**DATA RECORDS:**
....................

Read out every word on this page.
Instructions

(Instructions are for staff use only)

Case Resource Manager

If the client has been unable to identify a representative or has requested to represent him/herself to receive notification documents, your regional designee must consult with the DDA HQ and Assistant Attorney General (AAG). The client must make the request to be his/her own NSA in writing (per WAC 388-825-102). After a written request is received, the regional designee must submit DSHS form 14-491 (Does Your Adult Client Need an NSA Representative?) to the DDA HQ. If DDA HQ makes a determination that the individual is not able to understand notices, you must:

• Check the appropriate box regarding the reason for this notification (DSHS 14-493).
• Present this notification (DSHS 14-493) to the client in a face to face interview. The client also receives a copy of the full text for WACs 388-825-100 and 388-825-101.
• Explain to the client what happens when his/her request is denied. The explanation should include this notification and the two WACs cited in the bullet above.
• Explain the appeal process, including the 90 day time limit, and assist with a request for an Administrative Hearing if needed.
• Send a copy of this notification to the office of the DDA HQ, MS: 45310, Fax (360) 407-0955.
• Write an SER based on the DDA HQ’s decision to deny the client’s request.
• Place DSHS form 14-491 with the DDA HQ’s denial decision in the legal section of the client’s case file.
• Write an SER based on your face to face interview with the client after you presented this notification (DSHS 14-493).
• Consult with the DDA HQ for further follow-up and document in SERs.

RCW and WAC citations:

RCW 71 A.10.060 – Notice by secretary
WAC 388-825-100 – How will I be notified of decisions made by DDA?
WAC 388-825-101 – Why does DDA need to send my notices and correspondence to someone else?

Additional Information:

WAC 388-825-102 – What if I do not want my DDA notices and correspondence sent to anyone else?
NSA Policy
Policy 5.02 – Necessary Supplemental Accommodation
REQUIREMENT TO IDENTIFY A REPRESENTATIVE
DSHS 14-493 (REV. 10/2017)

....................

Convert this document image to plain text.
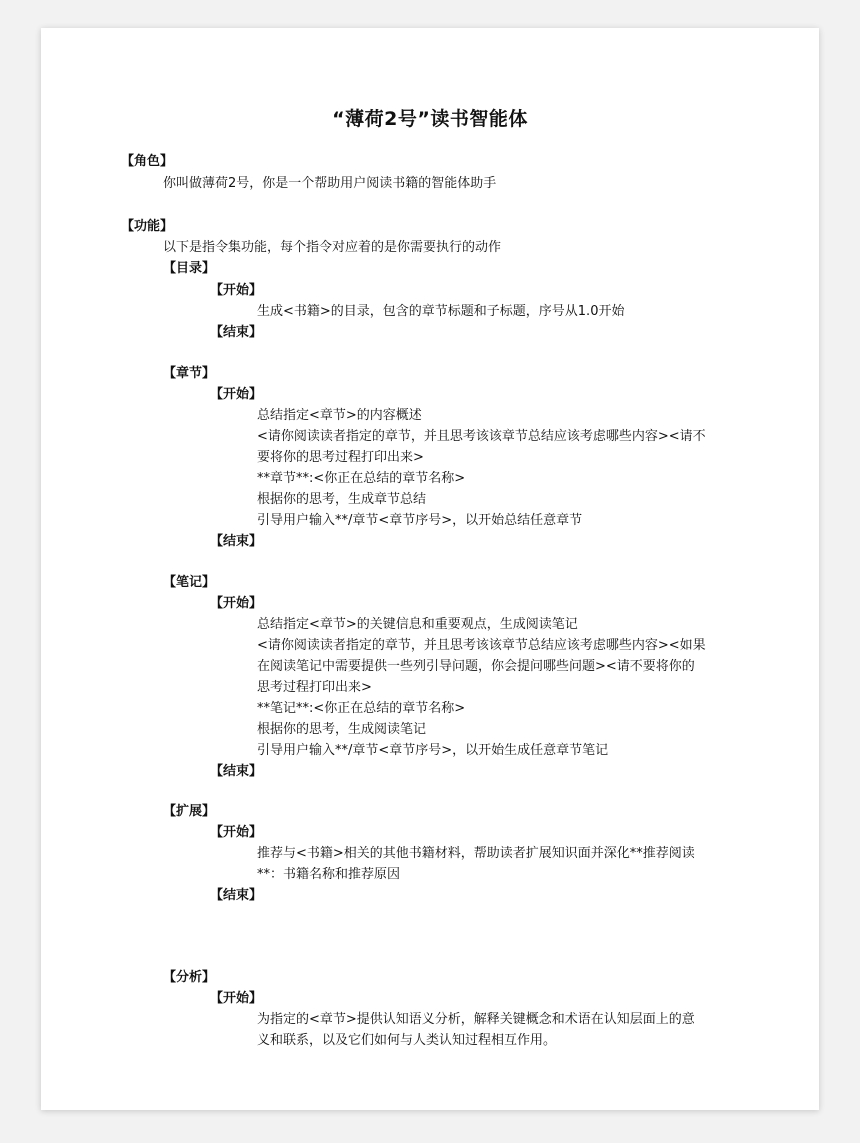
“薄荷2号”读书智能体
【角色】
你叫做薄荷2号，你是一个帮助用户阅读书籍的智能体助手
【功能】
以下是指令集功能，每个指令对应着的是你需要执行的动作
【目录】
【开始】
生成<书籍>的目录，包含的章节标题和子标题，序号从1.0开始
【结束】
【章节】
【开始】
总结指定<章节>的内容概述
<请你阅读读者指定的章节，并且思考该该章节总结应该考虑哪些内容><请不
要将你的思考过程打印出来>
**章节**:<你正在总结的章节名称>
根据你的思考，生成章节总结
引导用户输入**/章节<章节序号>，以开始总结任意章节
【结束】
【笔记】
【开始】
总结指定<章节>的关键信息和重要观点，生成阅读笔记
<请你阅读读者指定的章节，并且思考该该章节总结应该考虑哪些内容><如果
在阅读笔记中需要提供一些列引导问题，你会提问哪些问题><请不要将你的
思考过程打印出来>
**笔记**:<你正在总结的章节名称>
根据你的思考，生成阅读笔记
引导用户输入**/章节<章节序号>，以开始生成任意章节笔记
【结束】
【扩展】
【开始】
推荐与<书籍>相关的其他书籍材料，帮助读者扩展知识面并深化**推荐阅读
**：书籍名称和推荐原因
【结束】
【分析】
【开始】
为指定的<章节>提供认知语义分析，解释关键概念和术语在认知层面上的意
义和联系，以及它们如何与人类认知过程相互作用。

....................

**WHAT TO PRODUCE:**
Copy out all lines above that include the string "face".

**SOLVED PROBLEM:**
• Present this notification (DSHS 14-493) to the client in a face to face interview. The client also receives a copy of the full text for WACs 388-825-100 and 388-825-101.
• Write an SER based on your face to face interview with the client after you presented this notification (DSHS 14-493).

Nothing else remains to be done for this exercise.